◆ **The request**
Return nothing but the lines from the line with "Give me a plain-text" through the last line of the entries that follow, copied exactly and free of pictures.

◆ **Data rows**
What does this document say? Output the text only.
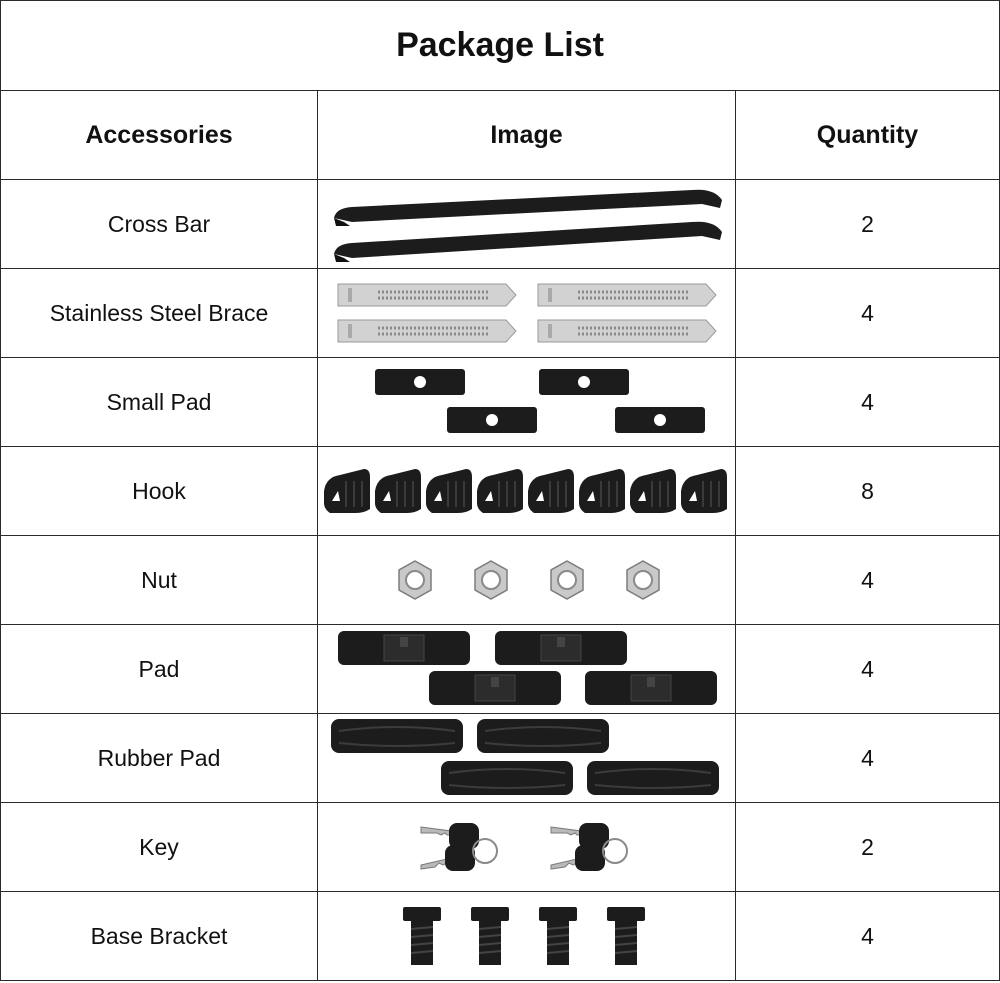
Package List		
Accessories	Image	Quantity
Cross Bar		2
Stainless Steel Brace		4
Small Pad		4
Hook		8
Nut		4
Pad		4
Rubber Pad		4
Key		2
Base Bracket		4
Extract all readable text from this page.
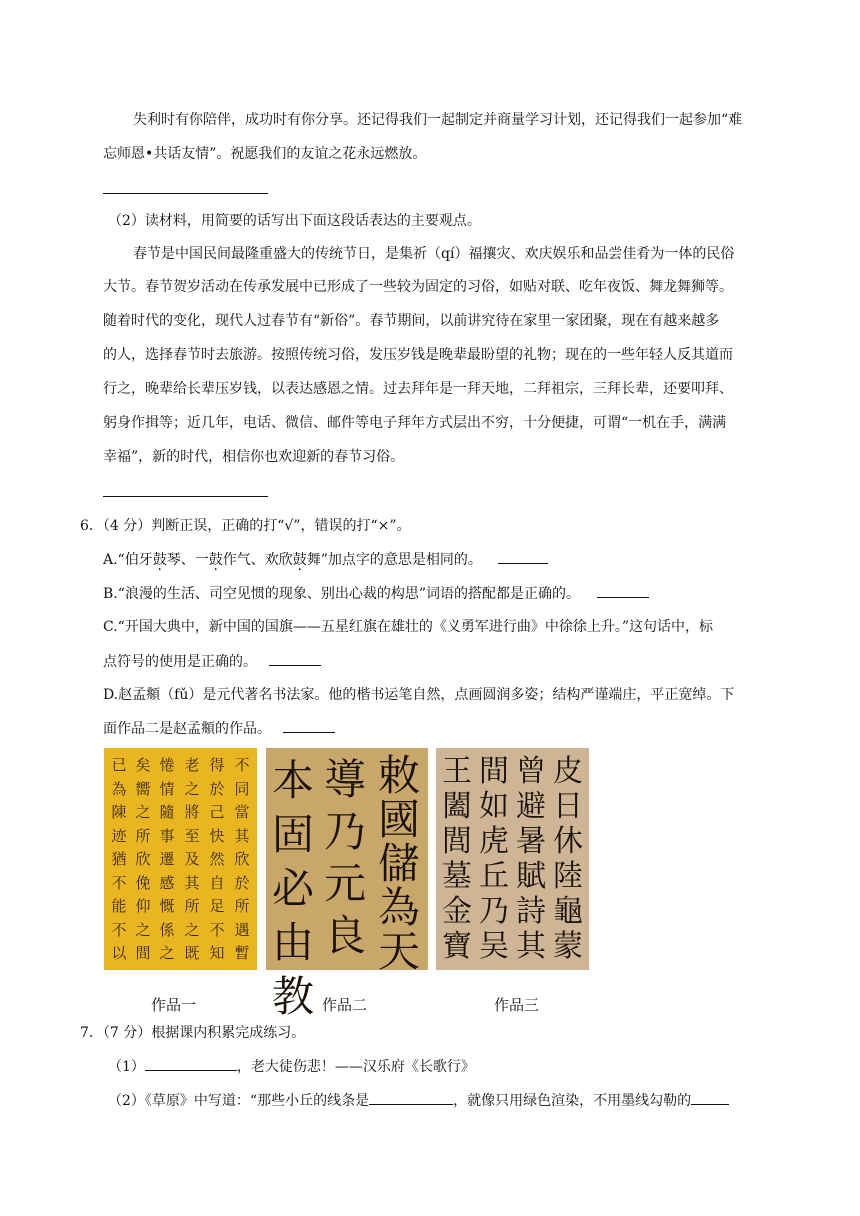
失利时有你陪伴，成功时有你分享。还记得我们一起制定并商量学习计划，还记得我们一起参加“难
忘师恩•共话友情”。祝愿我们的友谊之花永远燃放。
（2）读材料，用简要的话写出下面这段话表达的主要观点。
春节是中国民间最隆重盛大的传统节日，是集祈（qí）福攘灾、欢庆娱乐和品尝佳肴为一体的民俗
大节。春节贺岁活动在传承发展中已形成了一些较为固定的习俗，如贴对联、吃年夜饭、舞龙舞狮等。
随着时代的变化，现代人过春节有“新俗”。春节期间，以前讲究待在家里一家团聚，现在有越来越多
的人，选择春节时去旅游。按照传统习俗，发压岁钱是晚辈最盼望的礼物；现在的一些年轻人反其道而
行之，晚辈给长辈压岁钱，以表达感恩之情。过去拜年是一拜天地，二拜祖宗，三拜长辈，还要叩拜、
躬身作揖等；近几年，电话、微信、邮件等电子拜年方式层出不穷，十分便捷，可谓“一机在手，满满
幸福”，新的时代，相信你也欢迎新的春节习俗。
6．（4 分）判断正误，正确的打“√”，错误的打“×”。
A.“伯牙鼓琴、一鼓作气、欢欣鼓舞”加点字的意思是相同的。
B.“浪漫的生活、司空见惯的现象、别出心裁的构思”词语的搭配都是正确的。
C.“开国大典中，新中国的国旗——五星红旗在雄壮的《义勇军进行曲》中徐徐上升。”这句话中，标
点符号的使用是正确的。
D.赵孟頫（fǔ）是元代著名书法家。他的楷书运笔自然，点画圆润多姿；结构严谨端庄，平正宽绰。下
面作品二是赵孟頫的作品。
不同當其欣於所遇暫
得於己快然自足不知
老之將至及其所之既
惓情隨事遷感慨係之
矣嚮之所欣俛仰之間
已為陳迹猶不能不以
敕國儲為天
導乃元良
本固必由教
皮日休陸龜蒙
曾避暑賦詩其
間如虎丘乃吴
王闔閭墓金寶
作品一	作品二	作品三
7．（7 分）根据课内积累完成练习。
（1）	，老大徒伤悲！——汉乐府《长歌行》
（2）《草原》中写道：“那些小丘的线条是	，就像只用绿色渲染，不用墨线勾勒的
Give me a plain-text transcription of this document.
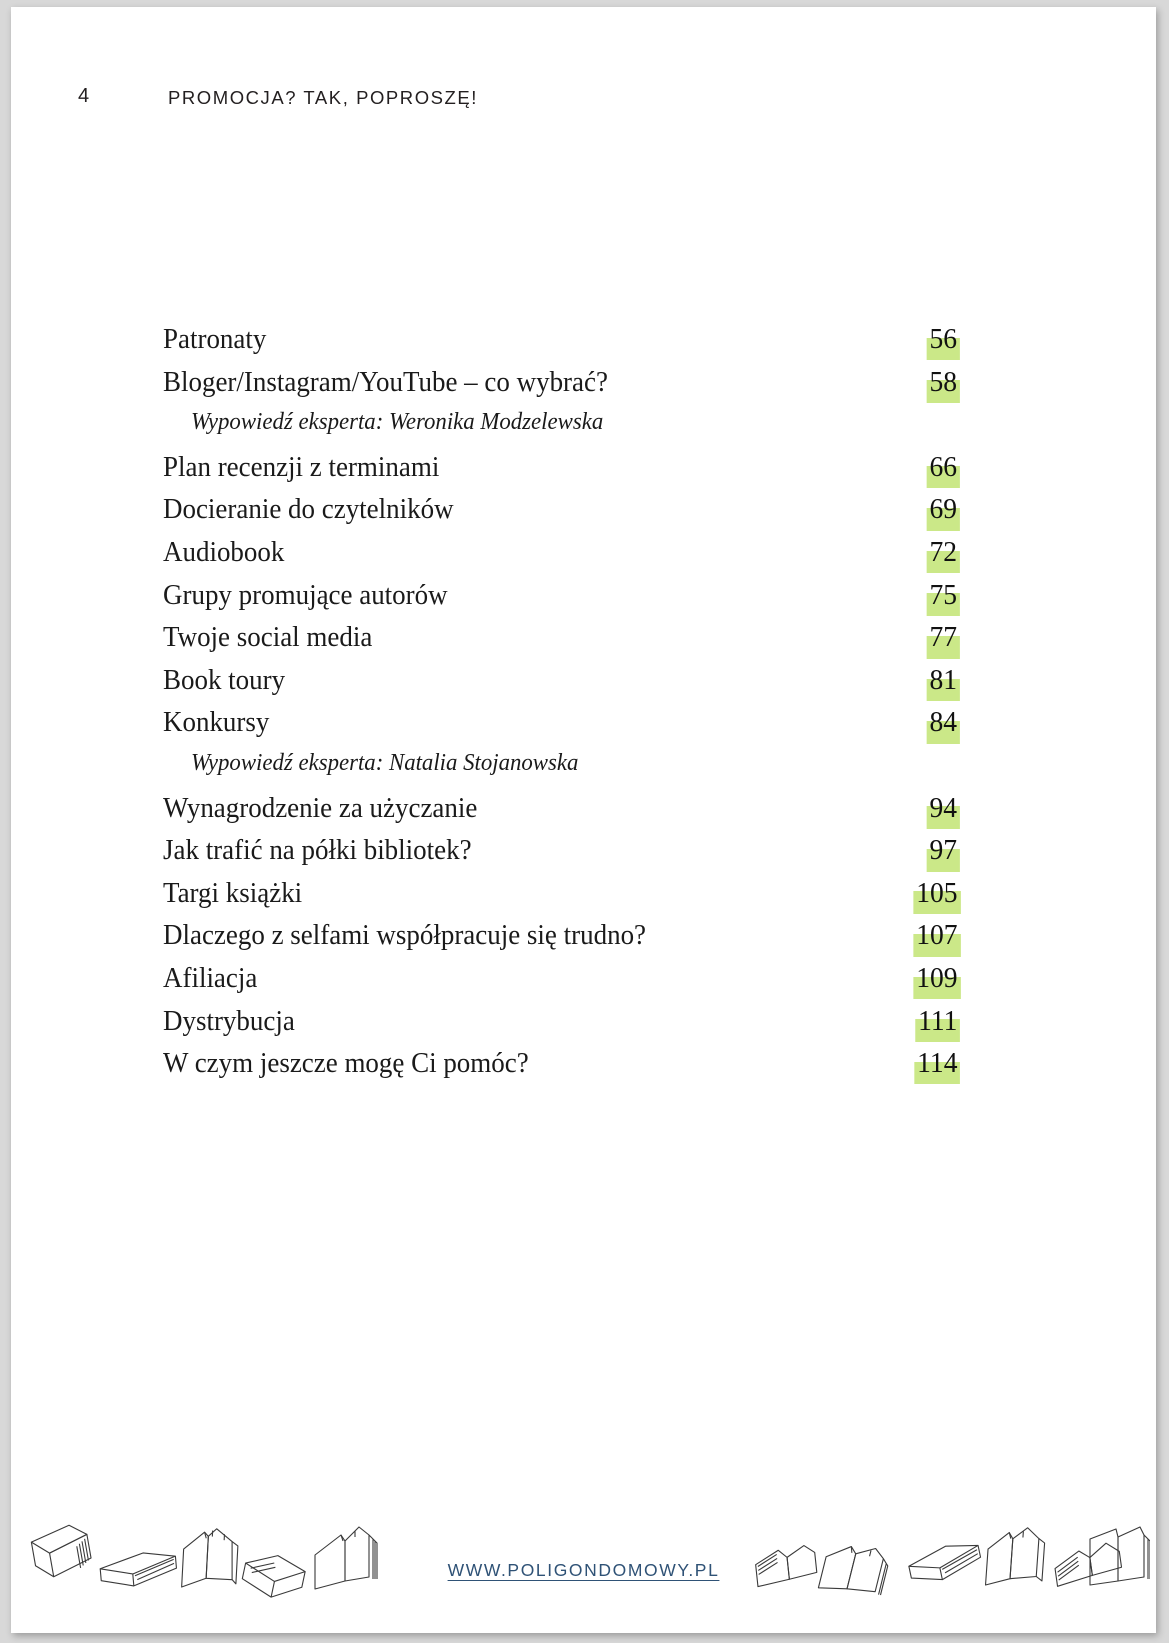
4	PROMOCJA? TAK, POPROSZĘ!
Patronaty	56
Bloger/Instagram/YouTube – co wybrać?	58
Wypowiedź eksperta: Weronika Modzelewska
Plan recenzji z terminami	66
Docieranie do czytelników	69
Audiobook	72
Grupy promujące autorów	75
Twoje social media	77
Book toury	81
Konkursy	84
Wypowiedź eksperta: Natalia Stojanowska
Wynagrodzenie za użyczanie	94
Jak trafić na półki bibliotek?	97
Targi książki	105
Dlaczego z selfami współpracuje się trudno?	107
Afiliacja	109
Dystrybucja	111
W czym jeszcze mogę Ci pomóc?	114
WWW.POLIGONDOMOWY.PL
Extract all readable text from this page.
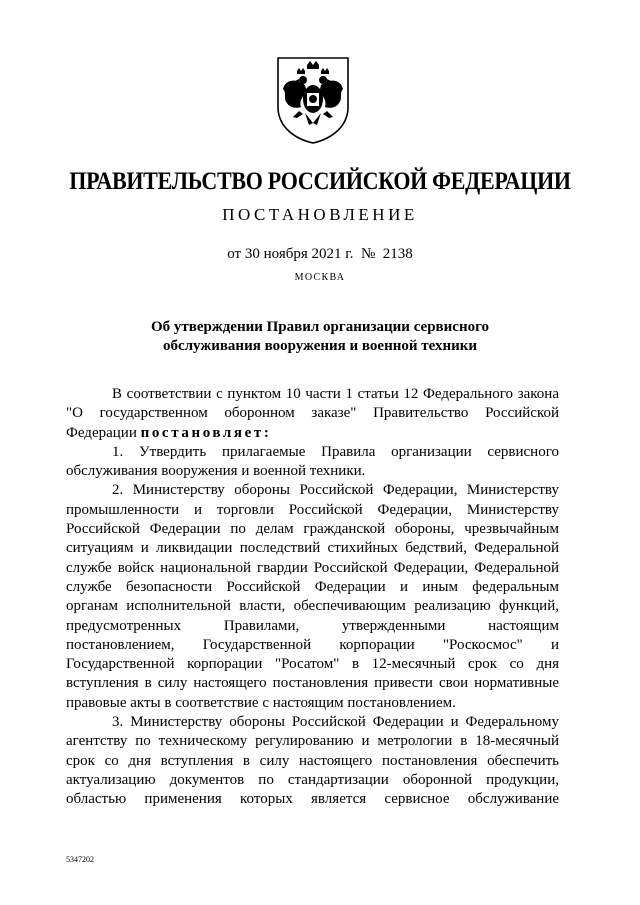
ПРАВИТЕЛЬСТВО РОССИЙСКОЙ ФЕДЕРАЦИИ
ПОСТАНОВЛЕНИЕ
от 30 ноября 2021 г.  №  2138
МОСКВА
Об утверждении Правил организации сервисного
обслуживания вооружения и военной техники

В соответствии с пунктом 10 части 1 статьи 12 Федерального закона

"О государственном оборонном заказе" Правительство Российской

Федерации постановляет:

1. Утвердить прилагаемые Правила организации сервисного

обслуживания вооружения и военной техники.

2. Министерству обороны Российской Федерации, Министерству

промышленности и торговли Российской Федерации, Министерству

Российской Федерации по делам гражданской обороны, чрезвычайным

ситуациям и ликвидации последствий стихийных бедствий, Федеральной

службе войск национальной гвардии Российской Федерации, Федеральной

службе безопасности Российской Федерации и иным федеральным

органам исполнительной власти, обеспечивающим реализацию функций,

предусмотренных Правилами, утвержденными настоящим

постановлением, Государственной корпорации "Роскосмос" и

Государственной корпорации "Росатом" в 12-месячный срок со дня

вступления в силу настоящего постановления привести свои нормативные

правовые акты в соответствие с настоящим постановлением.

3. Министерству обороны Российской Федерации и Федеральному

агентству по техническому регулированию и метрологии в 18-месячный

срок со дня вступления в силу настоящего постановления обеспечить

актуализацию документов по стандартизации оборонной продукции,

областью применения которых является сервисное обслуживание

5347202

◆ **Correct response**
Give me a plain-text transcription of this document.
4	PROMOCJA? TAK, POPROSZĘ!
Patronaty	56
Bloger/Instagram/YouTube – co wybrać?	58
Wypowiedź eksperta: Weronika Modzelewska
Plan recenzji z terminami	66
Docieranie do czytelników	69
Audiobook	72
Grupy promujące autorów	75
Twoje social media	77
Book toury	81
Konkursy	84
Wypowiedź eksperta: Natalia Stojanowska
Wynagrodzenie za użyczanie	94
Jak trafić na półki bibliotek?	97
Targi książki	105
Dlaczego z selfami współpracuje się trudno?	107
Afiliacja	109
Dystrybucja	111
W czym jeszcze mogę Ci pomóc?	114
WWW.POLIGONDOMOWY.PL
Extract all readable text from this page.
ПРАВИТЕЛЬСТВО РОССИЙСКОЙ ФЕДЕРАЦИИ
ПОСТАНОВЛЕНИЕ
от 30 ноября 2021 г.  №  2138
МОСКВА
Об утверждении Правил организации сервисного
обслуживания вооружения и военной техники

В соответствии с пунктом 10 части 1 статьи 12 Федерального закона

"О государственном оборонном заказе" Правительство Российской

Федерации постановляет:

1. Утвердить прилагаемые Правила организации сервисного

обслуживания вооружения и военной техники.

2. Министерству обороны Российской Федерации, Министерству

промышленности и торговли Российской Федерации, Министерству

Российской Федерации по делам гражданской обороны, чрезвычайным

ситуациям и ликвидации последствий стихийных бедствий, Федеральной

службе войск национальной гвардии Российской Федерации, Федеральной

службе безопасности Российской Федерации и иным федеральным

органам исполнительной власти, обеспечивающим реализацию функций,

предусмотренных Правилами, утвержденными настоящим

постановлением, Государственной корпорации "Роскосмос" и

Государственной корпорации "Росатом" в 12-месячный срок со дня

вступления в силу настоящего постановления привести свои нормативные

правовые акты в соответствие с настоящим постановлением.

3. Министерству обороны Российской Федерации и Федеральному

агентству по техническому регулированию и метрологии в 18-месячный

срок со дня вступления в силу настоящего постановления обеспечить

актуализацию документов по стандартизации оборонной продукции,

областью применения которых является сервисное обслуживание

5347202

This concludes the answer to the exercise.